--- Start THE RECORDS ---

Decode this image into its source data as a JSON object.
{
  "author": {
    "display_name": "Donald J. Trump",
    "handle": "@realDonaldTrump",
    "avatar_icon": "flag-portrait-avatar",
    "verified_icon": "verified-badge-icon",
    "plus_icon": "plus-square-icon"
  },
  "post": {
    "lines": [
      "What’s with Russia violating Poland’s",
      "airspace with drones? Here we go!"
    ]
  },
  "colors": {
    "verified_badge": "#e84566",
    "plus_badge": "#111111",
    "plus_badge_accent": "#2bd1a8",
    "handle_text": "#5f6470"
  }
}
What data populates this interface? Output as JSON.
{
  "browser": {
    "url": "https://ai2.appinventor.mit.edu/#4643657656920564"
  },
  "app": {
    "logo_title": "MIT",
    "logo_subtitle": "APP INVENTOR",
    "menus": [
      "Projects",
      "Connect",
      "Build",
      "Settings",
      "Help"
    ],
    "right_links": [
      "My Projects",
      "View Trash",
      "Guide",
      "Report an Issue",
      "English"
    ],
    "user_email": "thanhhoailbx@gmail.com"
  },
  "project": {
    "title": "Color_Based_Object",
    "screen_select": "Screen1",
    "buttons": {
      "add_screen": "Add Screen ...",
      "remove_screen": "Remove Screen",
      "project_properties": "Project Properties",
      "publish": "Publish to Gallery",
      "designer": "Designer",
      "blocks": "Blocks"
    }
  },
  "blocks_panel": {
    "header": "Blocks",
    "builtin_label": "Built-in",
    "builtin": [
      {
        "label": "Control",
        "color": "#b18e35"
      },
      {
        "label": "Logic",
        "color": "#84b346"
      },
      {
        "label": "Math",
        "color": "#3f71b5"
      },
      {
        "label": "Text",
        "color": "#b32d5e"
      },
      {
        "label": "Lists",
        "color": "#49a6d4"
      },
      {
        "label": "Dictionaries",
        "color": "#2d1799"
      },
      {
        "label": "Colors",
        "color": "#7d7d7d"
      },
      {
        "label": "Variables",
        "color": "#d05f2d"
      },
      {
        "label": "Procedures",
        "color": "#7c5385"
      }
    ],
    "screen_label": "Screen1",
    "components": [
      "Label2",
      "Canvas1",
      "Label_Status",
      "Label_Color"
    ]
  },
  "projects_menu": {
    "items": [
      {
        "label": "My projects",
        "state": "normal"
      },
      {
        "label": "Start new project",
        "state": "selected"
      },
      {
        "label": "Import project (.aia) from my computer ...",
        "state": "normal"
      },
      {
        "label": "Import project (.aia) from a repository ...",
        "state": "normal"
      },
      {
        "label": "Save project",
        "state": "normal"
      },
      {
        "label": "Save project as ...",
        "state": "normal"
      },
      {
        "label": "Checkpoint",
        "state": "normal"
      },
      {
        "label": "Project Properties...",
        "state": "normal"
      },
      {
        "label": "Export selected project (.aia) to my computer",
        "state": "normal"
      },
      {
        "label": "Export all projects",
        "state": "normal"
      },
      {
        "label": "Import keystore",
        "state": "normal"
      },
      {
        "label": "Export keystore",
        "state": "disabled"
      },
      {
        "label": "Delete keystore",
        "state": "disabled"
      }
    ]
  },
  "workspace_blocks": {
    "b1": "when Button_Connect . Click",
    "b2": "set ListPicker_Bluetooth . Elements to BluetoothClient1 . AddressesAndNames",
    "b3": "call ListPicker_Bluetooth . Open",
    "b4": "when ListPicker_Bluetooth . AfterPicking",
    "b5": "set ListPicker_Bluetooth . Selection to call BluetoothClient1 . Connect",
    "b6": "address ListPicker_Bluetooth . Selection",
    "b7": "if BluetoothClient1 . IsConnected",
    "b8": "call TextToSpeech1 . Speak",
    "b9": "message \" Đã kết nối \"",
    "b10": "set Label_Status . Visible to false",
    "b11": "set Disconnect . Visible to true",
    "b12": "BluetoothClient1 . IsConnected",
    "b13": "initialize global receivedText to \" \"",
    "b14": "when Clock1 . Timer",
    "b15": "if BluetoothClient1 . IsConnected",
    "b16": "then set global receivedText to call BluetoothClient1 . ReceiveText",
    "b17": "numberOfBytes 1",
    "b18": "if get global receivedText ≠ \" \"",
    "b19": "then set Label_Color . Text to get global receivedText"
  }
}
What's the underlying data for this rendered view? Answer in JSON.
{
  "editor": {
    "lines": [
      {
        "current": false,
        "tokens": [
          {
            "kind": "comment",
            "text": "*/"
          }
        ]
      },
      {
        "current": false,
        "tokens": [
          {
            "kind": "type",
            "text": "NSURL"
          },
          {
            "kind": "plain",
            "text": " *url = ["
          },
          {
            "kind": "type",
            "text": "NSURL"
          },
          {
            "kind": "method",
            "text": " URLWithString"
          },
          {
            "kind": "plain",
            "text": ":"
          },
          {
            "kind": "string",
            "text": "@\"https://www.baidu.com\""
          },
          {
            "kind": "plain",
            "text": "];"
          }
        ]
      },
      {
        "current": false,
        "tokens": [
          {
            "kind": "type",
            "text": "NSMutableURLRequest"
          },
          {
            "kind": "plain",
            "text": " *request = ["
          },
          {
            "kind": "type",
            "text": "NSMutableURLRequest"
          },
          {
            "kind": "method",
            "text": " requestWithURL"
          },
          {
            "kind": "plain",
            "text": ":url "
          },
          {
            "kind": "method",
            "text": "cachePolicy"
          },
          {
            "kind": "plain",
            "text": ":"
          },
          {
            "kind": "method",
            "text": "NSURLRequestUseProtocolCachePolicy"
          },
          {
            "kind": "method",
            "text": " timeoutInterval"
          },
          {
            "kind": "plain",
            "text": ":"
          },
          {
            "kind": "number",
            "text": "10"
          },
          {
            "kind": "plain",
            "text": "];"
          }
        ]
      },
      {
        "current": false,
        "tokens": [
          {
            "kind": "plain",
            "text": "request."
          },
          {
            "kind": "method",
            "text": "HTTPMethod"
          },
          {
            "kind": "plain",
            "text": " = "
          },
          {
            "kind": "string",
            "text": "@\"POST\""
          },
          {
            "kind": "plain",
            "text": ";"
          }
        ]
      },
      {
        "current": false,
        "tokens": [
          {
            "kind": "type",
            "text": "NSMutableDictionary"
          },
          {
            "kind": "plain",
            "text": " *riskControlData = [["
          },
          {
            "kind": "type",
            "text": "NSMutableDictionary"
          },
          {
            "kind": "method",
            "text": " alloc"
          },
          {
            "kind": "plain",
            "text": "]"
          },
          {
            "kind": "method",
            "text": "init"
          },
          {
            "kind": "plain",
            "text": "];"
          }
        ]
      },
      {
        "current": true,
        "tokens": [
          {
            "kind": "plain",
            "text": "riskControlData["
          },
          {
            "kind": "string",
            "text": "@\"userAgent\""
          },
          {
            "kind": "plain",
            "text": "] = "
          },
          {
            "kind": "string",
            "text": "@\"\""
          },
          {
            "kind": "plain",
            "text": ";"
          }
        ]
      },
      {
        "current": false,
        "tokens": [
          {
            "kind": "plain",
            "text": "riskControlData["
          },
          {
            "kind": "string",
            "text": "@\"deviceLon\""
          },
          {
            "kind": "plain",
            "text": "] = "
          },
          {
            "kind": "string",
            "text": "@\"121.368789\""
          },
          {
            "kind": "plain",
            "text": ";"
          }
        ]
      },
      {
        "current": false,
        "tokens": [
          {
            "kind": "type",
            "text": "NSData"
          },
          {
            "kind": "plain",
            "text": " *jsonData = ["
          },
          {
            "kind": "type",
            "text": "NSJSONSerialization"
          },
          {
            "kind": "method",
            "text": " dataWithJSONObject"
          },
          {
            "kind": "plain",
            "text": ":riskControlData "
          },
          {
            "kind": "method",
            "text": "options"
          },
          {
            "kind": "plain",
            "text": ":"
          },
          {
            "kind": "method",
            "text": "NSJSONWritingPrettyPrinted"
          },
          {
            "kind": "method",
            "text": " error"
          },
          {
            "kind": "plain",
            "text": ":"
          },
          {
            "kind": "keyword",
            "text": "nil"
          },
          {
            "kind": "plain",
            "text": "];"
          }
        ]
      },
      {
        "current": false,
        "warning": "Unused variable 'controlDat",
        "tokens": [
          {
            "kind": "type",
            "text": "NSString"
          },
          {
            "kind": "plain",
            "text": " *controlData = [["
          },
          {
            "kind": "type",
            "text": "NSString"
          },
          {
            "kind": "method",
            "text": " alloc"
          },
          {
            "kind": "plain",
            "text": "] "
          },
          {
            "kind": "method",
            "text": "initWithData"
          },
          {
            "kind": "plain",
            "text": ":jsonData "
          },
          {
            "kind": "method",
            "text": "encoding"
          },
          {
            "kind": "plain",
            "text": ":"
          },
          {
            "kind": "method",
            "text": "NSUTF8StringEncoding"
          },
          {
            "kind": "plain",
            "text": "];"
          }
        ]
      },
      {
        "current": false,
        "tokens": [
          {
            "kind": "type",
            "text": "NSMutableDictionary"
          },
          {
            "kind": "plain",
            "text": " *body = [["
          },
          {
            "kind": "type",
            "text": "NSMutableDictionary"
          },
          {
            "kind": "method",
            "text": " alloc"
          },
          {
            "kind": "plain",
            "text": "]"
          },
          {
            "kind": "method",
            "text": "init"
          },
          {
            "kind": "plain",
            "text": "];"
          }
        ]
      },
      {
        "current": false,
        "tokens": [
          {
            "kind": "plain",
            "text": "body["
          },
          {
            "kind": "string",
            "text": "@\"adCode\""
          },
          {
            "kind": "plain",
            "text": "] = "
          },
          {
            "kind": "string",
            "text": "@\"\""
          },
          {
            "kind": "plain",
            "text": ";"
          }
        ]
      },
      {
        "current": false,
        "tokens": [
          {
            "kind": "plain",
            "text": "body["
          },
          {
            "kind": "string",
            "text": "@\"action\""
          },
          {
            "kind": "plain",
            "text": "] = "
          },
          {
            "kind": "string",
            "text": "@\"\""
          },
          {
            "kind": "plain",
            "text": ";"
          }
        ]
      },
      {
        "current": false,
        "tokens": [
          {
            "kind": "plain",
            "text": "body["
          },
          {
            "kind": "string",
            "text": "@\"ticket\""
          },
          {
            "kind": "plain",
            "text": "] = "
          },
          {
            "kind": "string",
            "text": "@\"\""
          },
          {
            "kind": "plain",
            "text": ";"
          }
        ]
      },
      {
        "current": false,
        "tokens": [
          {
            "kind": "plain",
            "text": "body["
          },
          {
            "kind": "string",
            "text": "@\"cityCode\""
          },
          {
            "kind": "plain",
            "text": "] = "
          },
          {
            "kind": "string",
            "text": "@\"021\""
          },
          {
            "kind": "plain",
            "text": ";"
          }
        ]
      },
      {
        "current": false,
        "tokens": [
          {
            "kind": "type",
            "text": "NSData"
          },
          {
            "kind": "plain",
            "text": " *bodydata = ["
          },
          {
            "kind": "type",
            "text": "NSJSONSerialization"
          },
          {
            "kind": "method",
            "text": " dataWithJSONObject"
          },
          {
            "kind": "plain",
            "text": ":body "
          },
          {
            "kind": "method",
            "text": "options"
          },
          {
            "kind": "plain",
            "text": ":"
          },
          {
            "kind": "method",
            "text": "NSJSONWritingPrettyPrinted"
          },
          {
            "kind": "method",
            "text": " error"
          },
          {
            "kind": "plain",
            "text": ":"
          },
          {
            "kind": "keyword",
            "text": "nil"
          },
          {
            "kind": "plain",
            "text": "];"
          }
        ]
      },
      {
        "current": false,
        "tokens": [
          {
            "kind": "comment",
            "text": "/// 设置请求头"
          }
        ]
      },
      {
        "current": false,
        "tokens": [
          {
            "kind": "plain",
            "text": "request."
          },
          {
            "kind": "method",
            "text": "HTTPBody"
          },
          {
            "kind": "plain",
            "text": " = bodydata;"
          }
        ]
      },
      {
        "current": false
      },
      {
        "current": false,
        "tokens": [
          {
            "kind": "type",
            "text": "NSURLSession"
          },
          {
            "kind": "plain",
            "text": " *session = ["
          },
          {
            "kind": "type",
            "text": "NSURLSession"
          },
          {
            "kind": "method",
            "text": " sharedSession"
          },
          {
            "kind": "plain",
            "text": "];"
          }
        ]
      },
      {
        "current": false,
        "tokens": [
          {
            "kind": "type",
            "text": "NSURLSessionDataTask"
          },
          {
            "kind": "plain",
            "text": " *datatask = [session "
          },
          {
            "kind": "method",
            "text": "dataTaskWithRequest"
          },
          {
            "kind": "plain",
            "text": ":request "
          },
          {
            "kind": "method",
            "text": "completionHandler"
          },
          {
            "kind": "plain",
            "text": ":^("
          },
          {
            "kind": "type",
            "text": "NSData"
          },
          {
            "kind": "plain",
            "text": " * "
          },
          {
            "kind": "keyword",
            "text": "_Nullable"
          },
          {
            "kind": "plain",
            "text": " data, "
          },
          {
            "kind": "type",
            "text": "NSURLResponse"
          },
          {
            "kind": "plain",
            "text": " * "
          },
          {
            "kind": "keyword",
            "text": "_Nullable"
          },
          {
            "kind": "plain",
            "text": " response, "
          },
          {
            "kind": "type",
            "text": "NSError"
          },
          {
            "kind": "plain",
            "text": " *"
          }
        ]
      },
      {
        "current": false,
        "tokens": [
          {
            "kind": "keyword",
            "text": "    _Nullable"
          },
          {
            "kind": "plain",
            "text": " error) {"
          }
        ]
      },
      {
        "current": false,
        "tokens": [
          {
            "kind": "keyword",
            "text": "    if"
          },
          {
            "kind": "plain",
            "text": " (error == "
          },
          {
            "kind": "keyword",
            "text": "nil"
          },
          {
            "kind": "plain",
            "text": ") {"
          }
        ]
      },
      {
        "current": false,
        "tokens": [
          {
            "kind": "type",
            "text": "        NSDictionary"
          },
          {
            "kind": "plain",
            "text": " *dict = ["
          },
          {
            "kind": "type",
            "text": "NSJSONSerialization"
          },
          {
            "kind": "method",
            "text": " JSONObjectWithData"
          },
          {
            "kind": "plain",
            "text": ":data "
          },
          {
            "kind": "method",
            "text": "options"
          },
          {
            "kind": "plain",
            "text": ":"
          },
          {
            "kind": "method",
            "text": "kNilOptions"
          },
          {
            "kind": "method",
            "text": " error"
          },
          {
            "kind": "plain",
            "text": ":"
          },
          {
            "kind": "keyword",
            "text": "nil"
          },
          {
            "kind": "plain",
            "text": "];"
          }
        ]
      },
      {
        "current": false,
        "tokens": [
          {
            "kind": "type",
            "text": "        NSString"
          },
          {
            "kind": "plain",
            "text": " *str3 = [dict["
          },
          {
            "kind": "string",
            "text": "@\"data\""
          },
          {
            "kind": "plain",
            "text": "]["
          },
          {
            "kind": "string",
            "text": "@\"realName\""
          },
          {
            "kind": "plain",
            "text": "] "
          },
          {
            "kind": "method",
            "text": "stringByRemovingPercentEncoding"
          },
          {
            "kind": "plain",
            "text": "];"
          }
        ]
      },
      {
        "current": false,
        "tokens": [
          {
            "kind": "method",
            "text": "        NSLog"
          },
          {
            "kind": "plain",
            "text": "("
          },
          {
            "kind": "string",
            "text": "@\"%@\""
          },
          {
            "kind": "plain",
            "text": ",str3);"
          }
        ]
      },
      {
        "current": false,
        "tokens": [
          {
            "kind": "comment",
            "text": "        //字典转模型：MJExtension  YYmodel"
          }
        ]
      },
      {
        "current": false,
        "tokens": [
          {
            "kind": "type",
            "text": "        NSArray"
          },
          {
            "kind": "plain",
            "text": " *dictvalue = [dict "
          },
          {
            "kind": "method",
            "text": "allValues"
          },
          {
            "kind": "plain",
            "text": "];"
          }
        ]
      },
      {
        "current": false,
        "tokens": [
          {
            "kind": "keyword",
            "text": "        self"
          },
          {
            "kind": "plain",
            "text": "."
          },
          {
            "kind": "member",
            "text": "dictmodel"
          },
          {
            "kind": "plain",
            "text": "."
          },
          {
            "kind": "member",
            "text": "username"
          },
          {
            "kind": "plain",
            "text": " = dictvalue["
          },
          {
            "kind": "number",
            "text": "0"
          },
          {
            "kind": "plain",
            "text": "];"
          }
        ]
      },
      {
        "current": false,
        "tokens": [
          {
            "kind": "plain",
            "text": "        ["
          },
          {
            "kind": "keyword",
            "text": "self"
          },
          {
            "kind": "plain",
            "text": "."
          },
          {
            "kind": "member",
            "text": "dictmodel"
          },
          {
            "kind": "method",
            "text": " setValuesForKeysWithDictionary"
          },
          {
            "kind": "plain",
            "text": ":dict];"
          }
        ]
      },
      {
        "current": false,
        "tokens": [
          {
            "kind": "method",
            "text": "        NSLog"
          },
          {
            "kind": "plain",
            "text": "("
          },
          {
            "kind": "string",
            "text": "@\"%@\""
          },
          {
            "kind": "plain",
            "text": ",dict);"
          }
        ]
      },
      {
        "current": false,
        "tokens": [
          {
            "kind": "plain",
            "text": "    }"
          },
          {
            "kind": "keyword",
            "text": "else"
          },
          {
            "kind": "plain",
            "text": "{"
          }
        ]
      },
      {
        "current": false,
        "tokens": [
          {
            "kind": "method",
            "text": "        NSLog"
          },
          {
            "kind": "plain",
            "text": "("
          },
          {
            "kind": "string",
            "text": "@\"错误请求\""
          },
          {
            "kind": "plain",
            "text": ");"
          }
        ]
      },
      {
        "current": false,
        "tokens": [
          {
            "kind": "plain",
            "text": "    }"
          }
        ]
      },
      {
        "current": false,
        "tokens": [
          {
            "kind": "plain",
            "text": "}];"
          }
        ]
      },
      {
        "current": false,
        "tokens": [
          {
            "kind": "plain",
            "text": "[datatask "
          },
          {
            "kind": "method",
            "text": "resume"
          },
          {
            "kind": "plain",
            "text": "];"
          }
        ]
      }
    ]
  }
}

--- End THE RECORDS ---

* **THE EXERCISE**:
Report all lines of the material that contain the word "dictvalue".

* **ANSWER TO THE PROBLEM**:
            "text": " *dictvalue = [dict "
            "text": " = dictvalue["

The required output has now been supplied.